■ **WHAT IS REQUIRED**
Scan the lines below; pull out those with "JSON".

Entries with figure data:

↓

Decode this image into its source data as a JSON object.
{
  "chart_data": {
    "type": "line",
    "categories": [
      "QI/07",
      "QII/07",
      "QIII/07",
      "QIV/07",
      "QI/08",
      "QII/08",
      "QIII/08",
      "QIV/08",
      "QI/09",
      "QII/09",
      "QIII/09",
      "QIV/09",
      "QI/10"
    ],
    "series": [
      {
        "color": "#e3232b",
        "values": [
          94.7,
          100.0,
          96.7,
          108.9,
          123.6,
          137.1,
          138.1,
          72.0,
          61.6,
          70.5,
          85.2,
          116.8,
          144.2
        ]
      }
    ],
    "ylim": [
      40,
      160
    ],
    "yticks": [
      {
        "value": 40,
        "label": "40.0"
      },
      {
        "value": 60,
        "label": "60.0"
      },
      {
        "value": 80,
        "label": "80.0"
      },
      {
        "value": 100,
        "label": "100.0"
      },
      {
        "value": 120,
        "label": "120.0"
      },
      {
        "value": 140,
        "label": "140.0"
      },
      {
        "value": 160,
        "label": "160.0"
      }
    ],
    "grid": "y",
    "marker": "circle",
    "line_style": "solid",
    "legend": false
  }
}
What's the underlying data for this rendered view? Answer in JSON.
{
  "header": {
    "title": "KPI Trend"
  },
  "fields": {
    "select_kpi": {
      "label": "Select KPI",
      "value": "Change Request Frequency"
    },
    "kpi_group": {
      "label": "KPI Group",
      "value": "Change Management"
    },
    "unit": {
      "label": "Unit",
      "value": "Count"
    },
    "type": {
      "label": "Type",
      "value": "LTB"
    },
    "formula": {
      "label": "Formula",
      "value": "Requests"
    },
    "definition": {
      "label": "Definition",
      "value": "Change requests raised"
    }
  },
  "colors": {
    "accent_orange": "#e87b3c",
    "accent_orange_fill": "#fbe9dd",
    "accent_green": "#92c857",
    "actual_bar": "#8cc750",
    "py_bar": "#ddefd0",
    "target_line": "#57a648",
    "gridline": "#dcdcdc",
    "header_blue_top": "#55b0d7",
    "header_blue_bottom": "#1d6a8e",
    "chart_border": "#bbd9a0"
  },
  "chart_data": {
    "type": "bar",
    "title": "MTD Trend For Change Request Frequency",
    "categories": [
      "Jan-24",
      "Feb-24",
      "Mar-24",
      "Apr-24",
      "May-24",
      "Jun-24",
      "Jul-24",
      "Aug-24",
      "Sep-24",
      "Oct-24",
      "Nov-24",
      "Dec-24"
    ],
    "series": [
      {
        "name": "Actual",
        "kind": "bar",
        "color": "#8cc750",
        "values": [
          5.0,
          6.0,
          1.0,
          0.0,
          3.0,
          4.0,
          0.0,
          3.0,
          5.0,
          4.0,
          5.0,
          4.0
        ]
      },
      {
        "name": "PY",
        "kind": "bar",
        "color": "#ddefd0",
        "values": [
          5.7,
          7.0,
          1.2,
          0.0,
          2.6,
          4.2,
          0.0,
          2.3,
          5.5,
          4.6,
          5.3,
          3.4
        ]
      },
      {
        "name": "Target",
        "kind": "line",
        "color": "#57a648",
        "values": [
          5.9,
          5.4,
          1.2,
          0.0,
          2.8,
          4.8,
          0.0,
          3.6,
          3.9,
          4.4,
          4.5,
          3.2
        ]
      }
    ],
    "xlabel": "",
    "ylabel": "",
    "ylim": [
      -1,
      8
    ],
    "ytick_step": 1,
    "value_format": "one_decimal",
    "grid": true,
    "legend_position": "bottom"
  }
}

↑

■ **SOLVED PROBLEM**
Decode this image into its source data as a JSON object.
What's the underlying data for this rendered view? Answer in JSON.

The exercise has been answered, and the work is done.